**Written problem**: Extract every line that contains the word "text".

**Available records**:
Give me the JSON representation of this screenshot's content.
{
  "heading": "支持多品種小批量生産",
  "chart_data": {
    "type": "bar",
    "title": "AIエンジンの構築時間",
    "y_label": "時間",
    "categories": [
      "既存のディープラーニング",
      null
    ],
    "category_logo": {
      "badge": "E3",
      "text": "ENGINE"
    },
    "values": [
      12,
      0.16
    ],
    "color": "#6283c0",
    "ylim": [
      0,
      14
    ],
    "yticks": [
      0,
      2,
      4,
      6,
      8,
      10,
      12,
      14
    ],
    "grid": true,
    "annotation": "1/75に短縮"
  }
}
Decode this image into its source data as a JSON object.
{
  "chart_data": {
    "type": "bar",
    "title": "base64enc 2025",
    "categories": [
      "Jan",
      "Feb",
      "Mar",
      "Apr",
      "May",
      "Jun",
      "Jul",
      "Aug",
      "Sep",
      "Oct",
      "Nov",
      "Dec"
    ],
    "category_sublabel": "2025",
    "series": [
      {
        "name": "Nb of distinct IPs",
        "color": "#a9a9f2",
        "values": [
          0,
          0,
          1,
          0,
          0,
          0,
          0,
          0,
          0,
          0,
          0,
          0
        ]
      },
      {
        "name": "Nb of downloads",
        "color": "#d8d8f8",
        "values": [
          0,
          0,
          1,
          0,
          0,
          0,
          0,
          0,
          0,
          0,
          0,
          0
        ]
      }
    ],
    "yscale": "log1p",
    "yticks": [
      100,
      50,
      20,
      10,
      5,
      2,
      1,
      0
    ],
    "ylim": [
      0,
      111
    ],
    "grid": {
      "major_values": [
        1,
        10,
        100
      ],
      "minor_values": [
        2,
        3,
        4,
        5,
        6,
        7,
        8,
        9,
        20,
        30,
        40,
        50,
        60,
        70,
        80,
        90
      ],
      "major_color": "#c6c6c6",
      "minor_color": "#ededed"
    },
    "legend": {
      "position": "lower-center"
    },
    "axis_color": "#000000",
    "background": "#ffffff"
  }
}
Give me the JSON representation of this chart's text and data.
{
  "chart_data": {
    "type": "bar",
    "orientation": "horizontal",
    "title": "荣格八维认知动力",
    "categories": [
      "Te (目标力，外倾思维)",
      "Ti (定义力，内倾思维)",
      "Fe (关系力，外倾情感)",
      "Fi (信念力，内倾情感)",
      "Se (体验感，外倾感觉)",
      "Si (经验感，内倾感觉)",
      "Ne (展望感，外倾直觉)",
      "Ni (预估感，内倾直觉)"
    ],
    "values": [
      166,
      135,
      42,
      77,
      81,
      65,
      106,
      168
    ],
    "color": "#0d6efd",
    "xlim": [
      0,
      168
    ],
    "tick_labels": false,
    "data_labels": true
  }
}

**Response below**:
      "text": "ENGINE"
Give me the JSON representation of this chart's text and data.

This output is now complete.